**Requirement**
Count every line in the data below where "this" occurs, then state that number and nothing more.
— Start —
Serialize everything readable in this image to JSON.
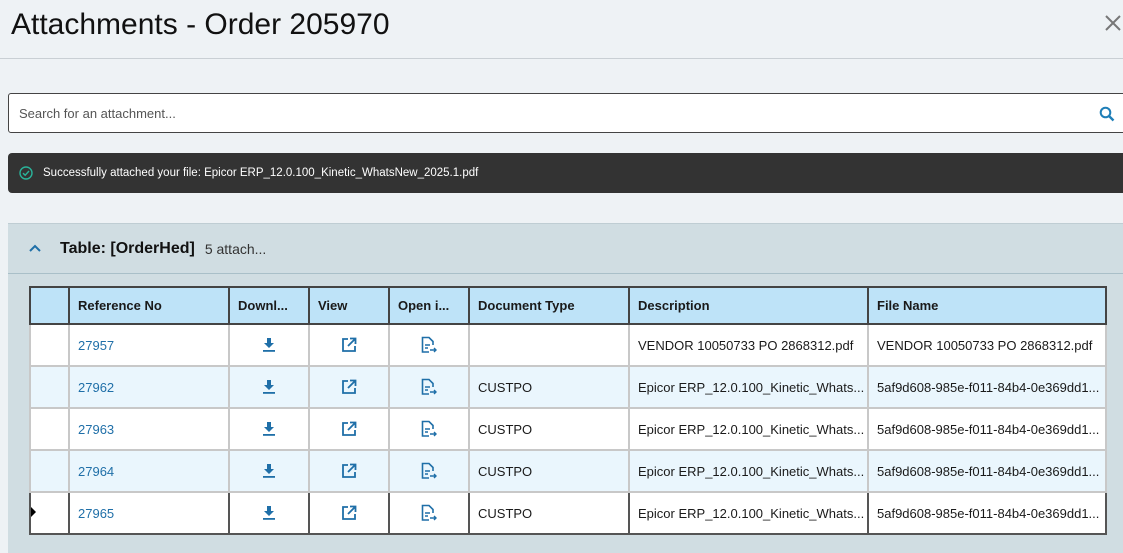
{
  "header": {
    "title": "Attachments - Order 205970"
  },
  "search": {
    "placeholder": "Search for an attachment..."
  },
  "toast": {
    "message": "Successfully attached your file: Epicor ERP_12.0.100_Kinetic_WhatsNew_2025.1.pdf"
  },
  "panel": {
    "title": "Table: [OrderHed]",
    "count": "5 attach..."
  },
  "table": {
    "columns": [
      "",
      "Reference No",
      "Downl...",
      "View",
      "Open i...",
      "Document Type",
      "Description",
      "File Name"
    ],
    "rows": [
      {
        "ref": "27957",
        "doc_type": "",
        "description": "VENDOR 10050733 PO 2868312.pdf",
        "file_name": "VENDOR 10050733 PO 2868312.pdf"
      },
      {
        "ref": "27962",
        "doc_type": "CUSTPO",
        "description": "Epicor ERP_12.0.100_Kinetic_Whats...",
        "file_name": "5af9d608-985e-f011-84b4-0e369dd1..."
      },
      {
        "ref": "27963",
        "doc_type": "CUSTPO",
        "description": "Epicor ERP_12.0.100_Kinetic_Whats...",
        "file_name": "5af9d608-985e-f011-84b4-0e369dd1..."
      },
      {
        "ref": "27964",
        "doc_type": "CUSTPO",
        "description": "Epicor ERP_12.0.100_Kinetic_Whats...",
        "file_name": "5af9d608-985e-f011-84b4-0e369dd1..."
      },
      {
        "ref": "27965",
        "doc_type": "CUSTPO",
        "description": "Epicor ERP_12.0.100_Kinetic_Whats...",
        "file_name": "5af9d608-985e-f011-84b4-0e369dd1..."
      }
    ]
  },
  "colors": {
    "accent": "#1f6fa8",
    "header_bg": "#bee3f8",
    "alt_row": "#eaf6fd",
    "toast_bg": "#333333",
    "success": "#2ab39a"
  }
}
— End —
— Start —
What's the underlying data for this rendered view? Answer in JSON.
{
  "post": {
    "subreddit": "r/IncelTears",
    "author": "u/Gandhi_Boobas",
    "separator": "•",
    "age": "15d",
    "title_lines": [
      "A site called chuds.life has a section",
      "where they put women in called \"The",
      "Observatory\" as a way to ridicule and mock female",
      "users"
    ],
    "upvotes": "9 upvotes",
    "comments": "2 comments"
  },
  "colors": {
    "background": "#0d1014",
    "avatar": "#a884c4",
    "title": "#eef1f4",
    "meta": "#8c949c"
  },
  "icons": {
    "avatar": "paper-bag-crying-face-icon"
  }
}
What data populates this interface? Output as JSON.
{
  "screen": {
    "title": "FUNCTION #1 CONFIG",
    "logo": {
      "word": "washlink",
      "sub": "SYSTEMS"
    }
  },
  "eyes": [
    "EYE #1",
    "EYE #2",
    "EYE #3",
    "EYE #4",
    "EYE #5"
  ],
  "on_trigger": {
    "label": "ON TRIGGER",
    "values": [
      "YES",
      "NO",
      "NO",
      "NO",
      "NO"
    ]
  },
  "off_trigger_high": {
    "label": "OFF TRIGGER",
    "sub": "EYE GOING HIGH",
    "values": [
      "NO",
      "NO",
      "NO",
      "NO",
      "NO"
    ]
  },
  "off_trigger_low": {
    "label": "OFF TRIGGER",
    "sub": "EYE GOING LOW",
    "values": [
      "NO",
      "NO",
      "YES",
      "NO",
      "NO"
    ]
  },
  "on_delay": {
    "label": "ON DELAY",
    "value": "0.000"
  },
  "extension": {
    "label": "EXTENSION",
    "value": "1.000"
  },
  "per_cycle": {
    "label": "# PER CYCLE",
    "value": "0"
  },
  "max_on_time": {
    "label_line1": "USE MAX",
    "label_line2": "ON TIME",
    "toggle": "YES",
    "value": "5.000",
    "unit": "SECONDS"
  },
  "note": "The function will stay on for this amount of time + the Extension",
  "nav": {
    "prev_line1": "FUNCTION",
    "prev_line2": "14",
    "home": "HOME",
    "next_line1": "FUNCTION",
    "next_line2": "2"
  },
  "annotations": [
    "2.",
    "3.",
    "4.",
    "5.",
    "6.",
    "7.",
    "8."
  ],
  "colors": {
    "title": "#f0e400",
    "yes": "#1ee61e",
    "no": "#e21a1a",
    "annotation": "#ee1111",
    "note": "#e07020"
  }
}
— End —
— Start —
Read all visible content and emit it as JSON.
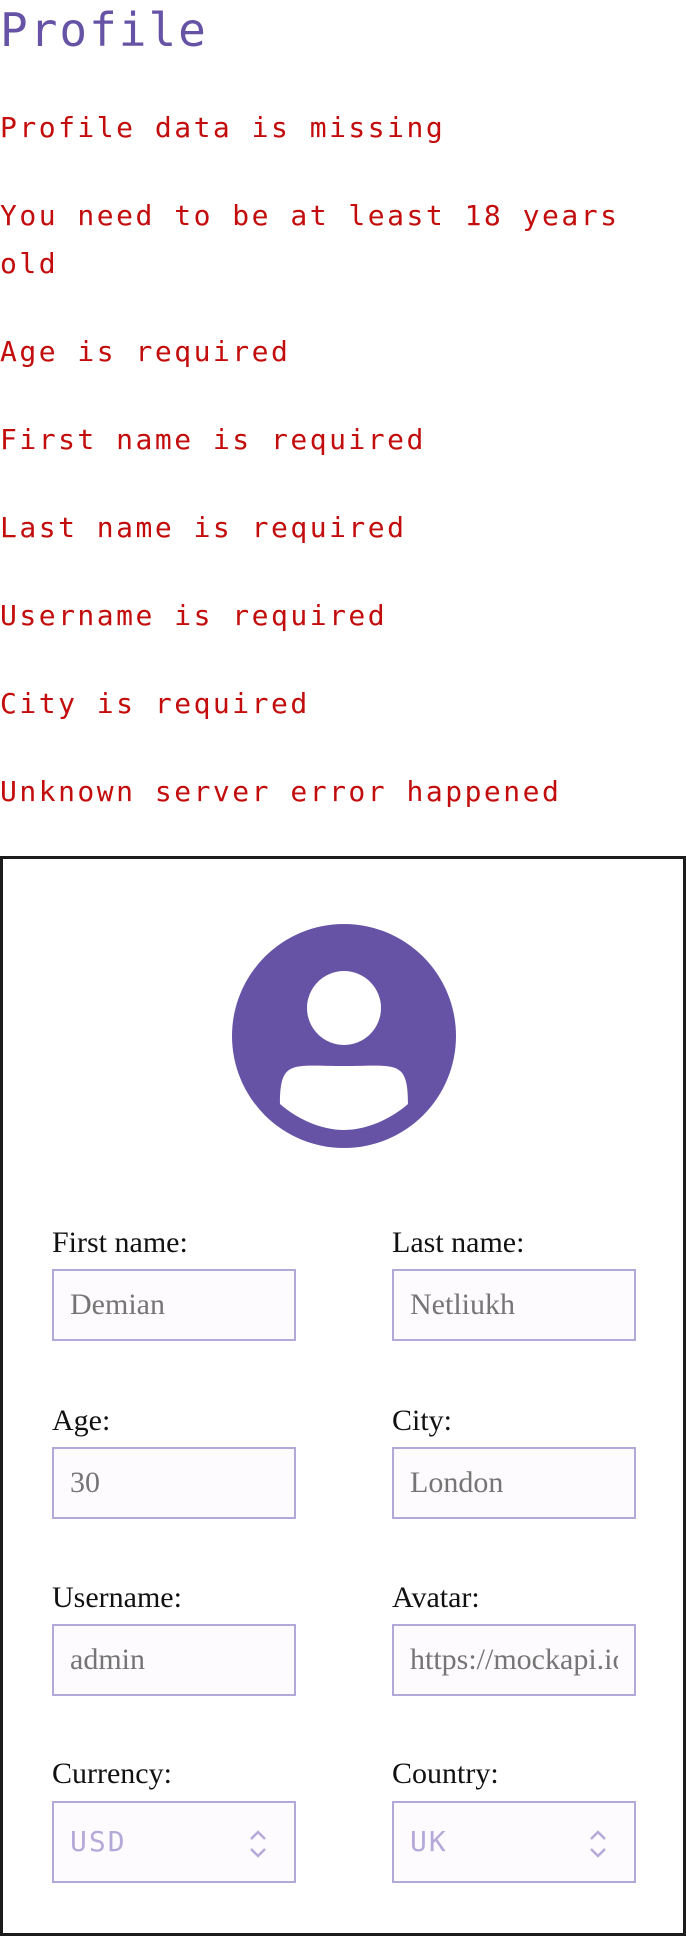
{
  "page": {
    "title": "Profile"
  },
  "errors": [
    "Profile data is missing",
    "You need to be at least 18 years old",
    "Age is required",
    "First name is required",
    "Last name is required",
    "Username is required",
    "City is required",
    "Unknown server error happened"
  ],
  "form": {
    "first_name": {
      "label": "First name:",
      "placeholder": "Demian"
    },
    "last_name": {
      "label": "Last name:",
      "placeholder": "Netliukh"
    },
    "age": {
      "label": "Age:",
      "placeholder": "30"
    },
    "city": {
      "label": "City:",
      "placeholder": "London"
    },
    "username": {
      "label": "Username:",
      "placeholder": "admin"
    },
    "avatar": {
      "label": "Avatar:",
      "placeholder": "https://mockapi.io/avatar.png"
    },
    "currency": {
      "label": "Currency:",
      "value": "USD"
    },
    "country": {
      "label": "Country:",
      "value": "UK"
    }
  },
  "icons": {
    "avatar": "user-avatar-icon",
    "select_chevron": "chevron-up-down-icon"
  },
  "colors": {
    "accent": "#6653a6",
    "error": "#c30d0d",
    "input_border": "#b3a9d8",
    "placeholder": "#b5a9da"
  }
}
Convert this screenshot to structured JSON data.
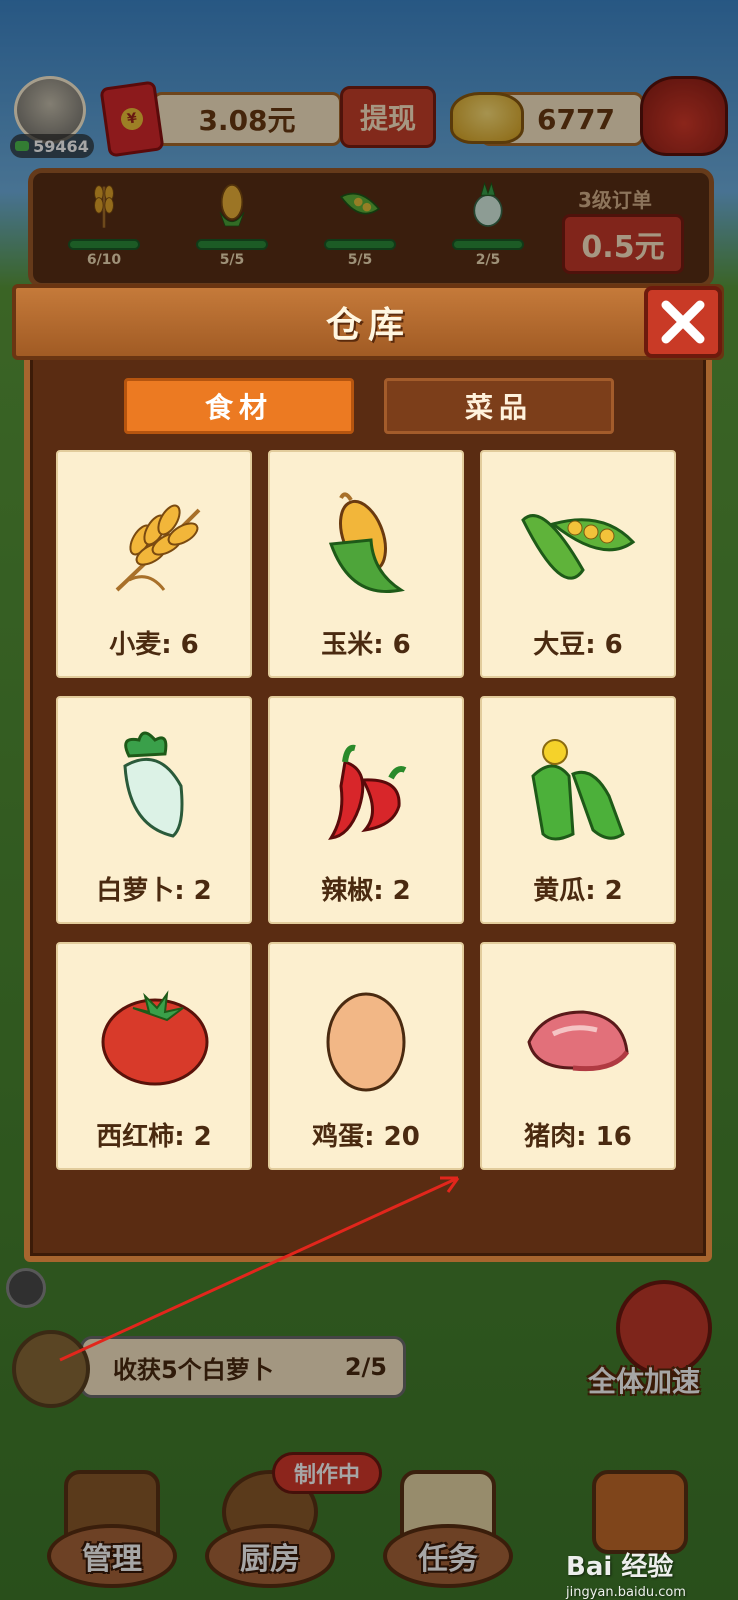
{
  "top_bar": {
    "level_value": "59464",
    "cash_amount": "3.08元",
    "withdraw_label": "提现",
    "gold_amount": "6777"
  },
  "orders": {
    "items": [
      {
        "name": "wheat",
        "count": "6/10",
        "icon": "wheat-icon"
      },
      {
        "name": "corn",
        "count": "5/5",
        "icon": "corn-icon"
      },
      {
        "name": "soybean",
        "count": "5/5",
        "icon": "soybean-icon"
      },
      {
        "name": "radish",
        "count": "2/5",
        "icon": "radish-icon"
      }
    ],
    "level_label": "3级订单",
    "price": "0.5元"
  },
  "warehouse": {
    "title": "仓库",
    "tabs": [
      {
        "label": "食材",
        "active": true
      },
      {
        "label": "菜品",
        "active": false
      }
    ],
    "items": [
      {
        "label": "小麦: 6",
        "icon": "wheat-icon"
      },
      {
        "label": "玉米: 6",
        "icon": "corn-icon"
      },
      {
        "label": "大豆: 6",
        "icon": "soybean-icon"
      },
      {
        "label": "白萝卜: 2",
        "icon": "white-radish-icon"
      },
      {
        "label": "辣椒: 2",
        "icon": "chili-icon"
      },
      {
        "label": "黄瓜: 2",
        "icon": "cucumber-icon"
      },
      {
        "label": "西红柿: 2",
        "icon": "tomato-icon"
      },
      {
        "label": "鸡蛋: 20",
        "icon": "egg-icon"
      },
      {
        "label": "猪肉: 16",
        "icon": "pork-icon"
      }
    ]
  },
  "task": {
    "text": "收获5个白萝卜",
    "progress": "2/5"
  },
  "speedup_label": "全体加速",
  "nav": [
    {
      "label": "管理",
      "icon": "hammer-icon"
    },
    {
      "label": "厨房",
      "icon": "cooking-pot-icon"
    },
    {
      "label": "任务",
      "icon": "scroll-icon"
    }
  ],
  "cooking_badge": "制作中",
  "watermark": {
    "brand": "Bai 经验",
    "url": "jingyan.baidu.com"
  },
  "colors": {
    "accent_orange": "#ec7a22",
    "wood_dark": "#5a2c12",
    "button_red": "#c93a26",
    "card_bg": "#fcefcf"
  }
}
— End —
**Output of the exercise**
5